**Document:**
RESERVATION INFORMATION:

The place: Palace Campground in Galena Illinois
The dates: May 16th to May 18th, 2008

It's time to make your reservations. I contacted the Palace Campground in Galena and they said that they could hold a hand full of sites until 1/31/2008. The sites that they are holding for us are 42 - 46 and 64 - 68. Sites 42 - 46 have electric, water, and sewer, while sites 64 - 68 have electric and water. If we start to run our of either type of site, we will add more as needed. Probably the easiest way to make a reservation would be to use the online form located on their website. Just be sure to note in the area for comments, that you will be joining the Outbackers rally group and they will send you information regarding sending them the deposit. You may also phone in your reservation to them @ (815) 777-2466 if you would like. Please be sure to add your name to the list below after you make your reservation.

H2oSprayer - Site #44
Mike - Site #?
Lmbevard - Site #?
Stan - Site #?
RAYASFAM - Site #?


----------



## mike (Dec 17, 2006)

Chris, and others, I sent in the email to palace campground waiting to hear from them with a confirmation. I saw u guys got six inches in Rockford. Have the boys been out sleeding? Anyway hope u had a good holiday.

mike


----------



## Lmbevard (Mar 18, 2006)

DATES???


----------



## mike (Dec 17, 2006)

**Given request 1:** Say whether each statement agrees with the reservation thread, answering yes or no and quoting the deciding words: (a) Sites 64 - 68 include sewer hookups. (b) The campground agreed to hold sites until 1/31/2008. (c) Reservations can be made only through the online form.
**Given request 2:** Retype the reservation thread from "Stan - Site" to "a good holiday.".
The rows after this point are separate material from the reservation thread.

**Information given:**
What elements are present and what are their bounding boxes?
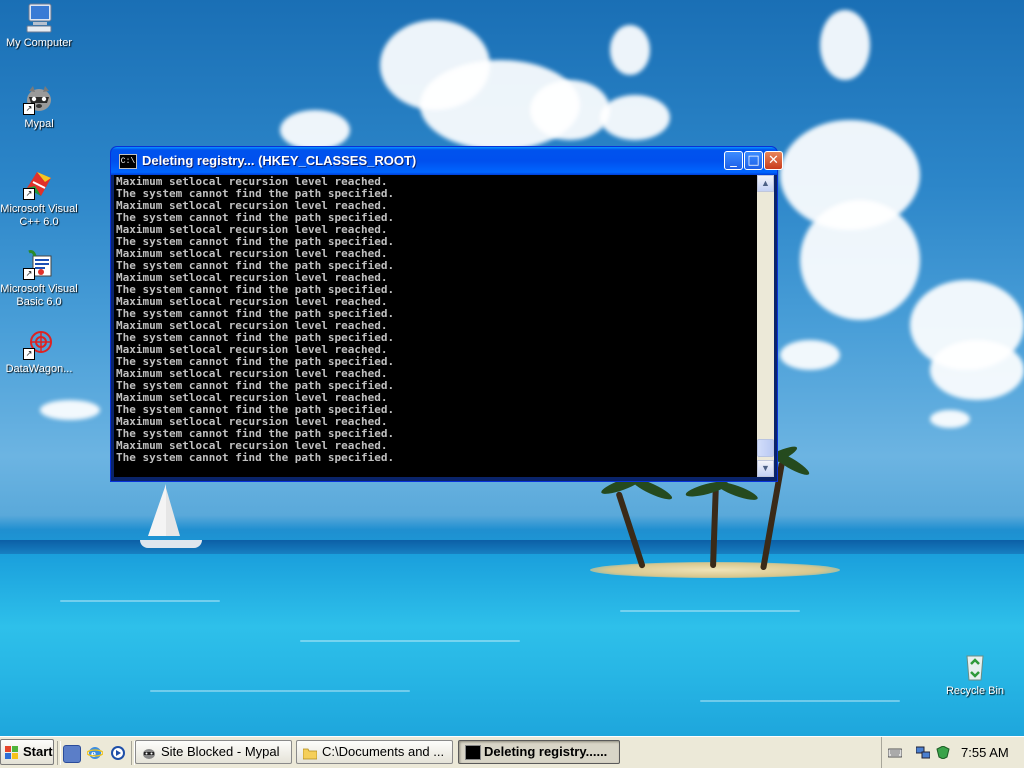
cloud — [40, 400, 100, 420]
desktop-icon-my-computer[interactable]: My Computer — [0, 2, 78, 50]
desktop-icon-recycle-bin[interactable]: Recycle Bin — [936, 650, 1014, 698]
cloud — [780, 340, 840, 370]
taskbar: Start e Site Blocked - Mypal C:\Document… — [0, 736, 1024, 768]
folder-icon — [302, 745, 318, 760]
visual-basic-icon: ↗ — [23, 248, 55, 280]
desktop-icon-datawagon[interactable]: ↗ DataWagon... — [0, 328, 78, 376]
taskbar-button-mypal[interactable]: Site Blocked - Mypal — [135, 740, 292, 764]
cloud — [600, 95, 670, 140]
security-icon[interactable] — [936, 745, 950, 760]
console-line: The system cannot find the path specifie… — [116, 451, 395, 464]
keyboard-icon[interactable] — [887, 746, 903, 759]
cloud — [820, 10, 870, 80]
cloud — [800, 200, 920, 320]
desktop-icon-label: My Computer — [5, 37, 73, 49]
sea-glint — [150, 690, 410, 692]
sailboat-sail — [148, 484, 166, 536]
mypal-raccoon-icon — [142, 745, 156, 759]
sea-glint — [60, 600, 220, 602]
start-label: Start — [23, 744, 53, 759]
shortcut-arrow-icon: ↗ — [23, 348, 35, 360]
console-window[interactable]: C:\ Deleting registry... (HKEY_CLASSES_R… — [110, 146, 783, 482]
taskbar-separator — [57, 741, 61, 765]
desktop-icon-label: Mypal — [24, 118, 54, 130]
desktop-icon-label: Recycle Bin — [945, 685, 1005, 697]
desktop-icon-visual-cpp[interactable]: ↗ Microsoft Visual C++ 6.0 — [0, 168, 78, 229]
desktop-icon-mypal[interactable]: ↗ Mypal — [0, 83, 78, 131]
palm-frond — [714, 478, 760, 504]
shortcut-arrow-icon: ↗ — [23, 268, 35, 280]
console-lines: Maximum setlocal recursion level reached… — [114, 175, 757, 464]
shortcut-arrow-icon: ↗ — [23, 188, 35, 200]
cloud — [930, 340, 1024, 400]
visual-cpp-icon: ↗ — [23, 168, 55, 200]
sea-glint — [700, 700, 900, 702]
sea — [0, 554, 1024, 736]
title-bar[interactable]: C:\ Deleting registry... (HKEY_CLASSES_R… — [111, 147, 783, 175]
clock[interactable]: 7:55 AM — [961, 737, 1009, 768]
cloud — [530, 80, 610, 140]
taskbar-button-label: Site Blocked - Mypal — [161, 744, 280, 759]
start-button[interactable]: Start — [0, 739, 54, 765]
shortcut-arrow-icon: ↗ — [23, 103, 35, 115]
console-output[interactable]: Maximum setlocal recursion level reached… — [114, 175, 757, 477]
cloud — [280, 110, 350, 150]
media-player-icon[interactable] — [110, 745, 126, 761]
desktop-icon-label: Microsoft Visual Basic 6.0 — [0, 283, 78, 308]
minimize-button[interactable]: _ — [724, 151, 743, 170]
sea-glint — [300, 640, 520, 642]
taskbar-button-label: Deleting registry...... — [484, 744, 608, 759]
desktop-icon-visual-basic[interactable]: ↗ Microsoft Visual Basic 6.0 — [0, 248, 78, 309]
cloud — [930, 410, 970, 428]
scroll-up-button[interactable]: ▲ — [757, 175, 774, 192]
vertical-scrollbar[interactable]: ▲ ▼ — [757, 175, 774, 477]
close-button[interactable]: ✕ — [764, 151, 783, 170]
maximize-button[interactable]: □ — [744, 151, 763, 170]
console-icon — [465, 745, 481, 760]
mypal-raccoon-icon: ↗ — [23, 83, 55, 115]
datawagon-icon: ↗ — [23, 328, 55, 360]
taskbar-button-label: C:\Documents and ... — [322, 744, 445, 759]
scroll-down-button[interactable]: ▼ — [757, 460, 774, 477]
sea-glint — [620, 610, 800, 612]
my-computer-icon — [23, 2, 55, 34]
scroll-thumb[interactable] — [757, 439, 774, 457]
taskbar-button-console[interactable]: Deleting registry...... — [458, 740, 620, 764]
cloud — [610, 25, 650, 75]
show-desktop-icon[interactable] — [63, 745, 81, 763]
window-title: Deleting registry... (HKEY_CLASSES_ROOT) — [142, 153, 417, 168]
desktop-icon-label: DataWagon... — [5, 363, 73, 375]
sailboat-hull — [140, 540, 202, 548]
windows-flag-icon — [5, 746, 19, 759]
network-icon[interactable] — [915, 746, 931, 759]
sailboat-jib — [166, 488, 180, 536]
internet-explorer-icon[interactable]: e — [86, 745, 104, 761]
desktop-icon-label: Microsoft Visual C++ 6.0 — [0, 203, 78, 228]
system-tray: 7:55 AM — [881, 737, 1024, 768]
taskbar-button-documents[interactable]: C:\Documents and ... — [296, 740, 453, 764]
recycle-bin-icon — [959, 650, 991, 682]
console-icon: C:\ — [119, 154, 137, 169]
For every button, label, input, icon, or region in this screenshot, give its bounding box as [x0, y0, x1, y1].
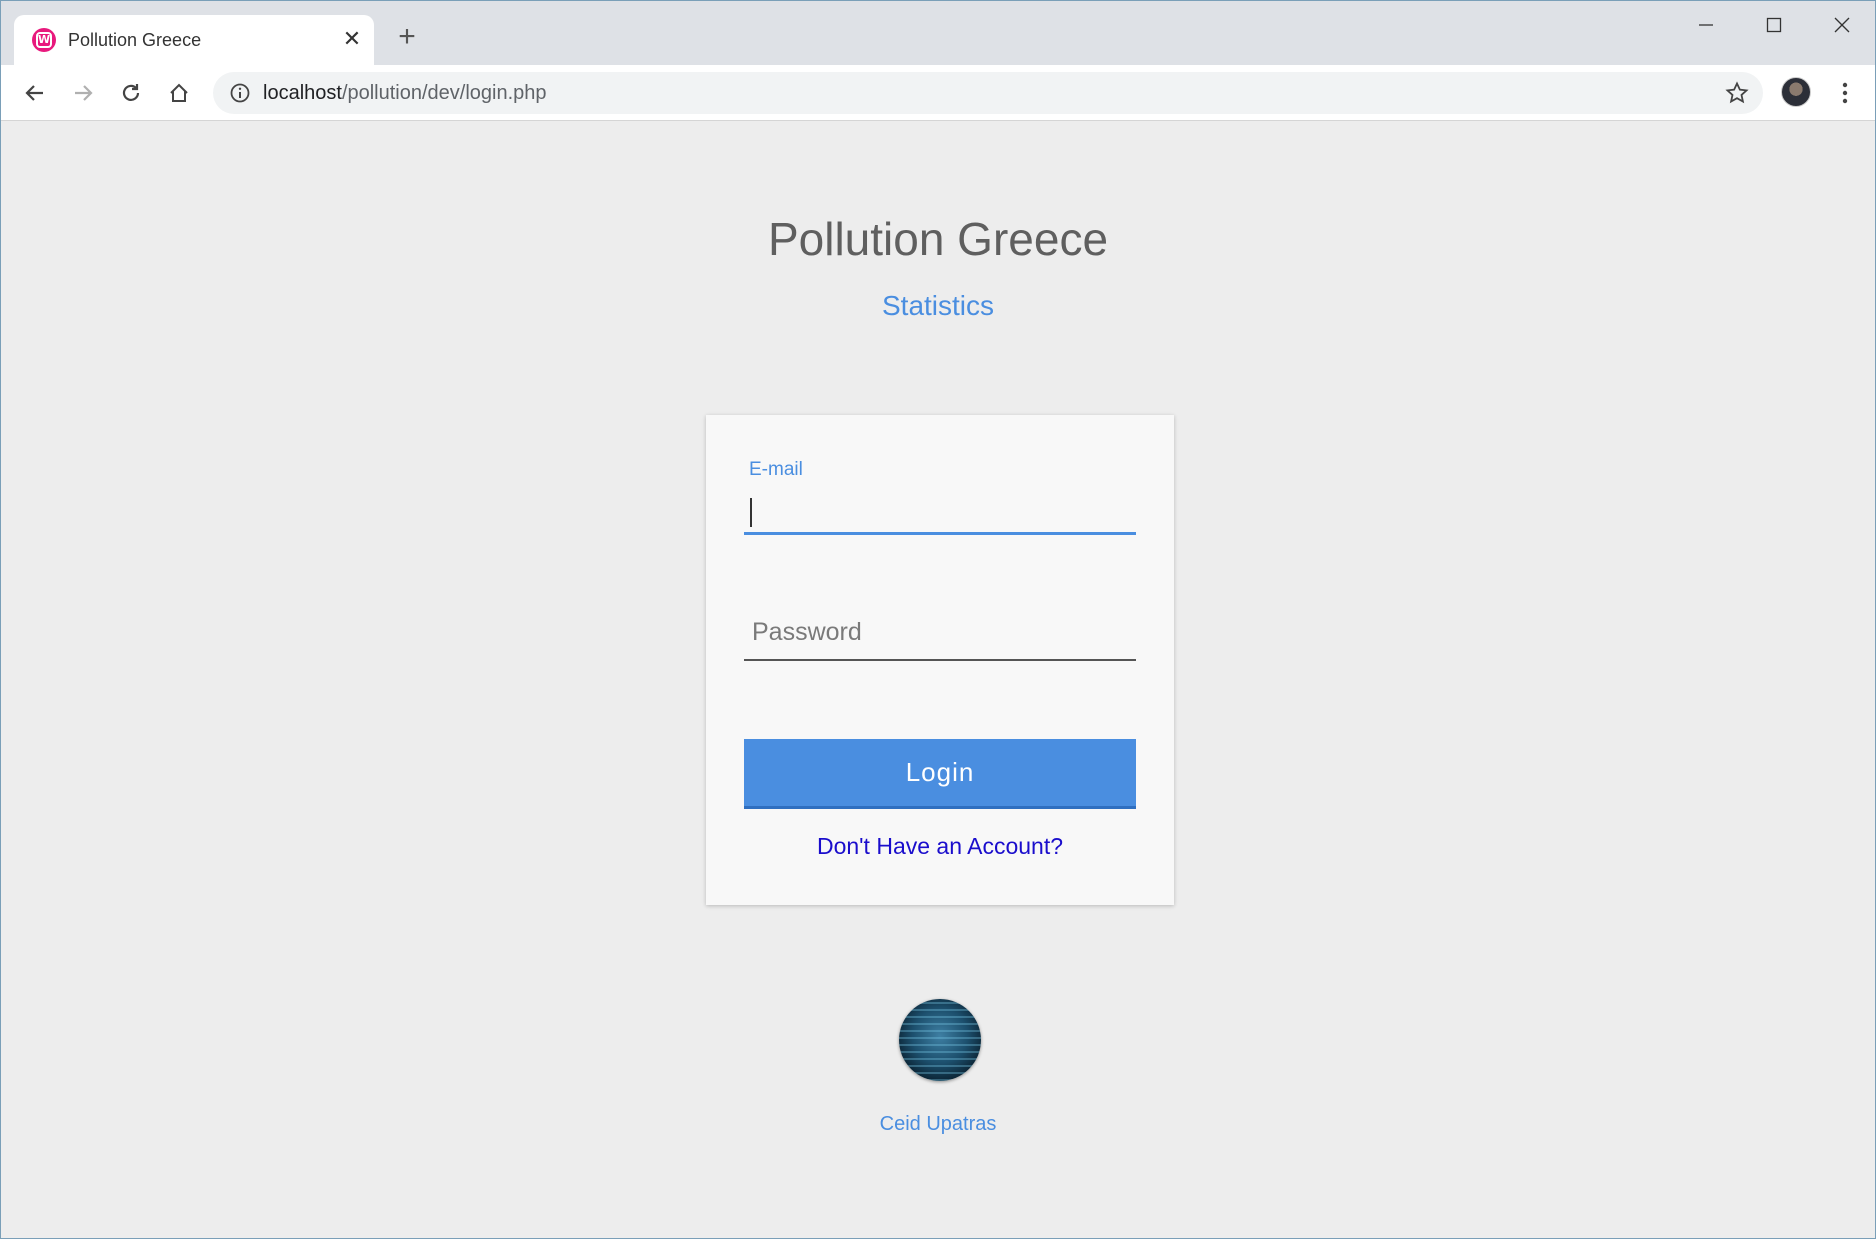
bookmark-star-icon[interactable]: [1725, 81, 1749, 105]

**Worked answer 1:**
(a) No: "sites 64 - 68 have electric and water."
(b) Yes: "they could hold a hand full of sites until 1/31/2008"
(c) No: "You may also phone in your reservation to them @ (815) 777-2466 if you would like."

**Worked answer 2:**
Stan - Site #?
RAYASFAM - Site #?


----------



## mike (Dec 17, 2006)

Chris, and others, I sent in the email to palace campground waiting to hear from them with a confirmation. I saw u guys got six inches in Rockford. Have the boys been out sleeding? Anyway hope u had a good holiday.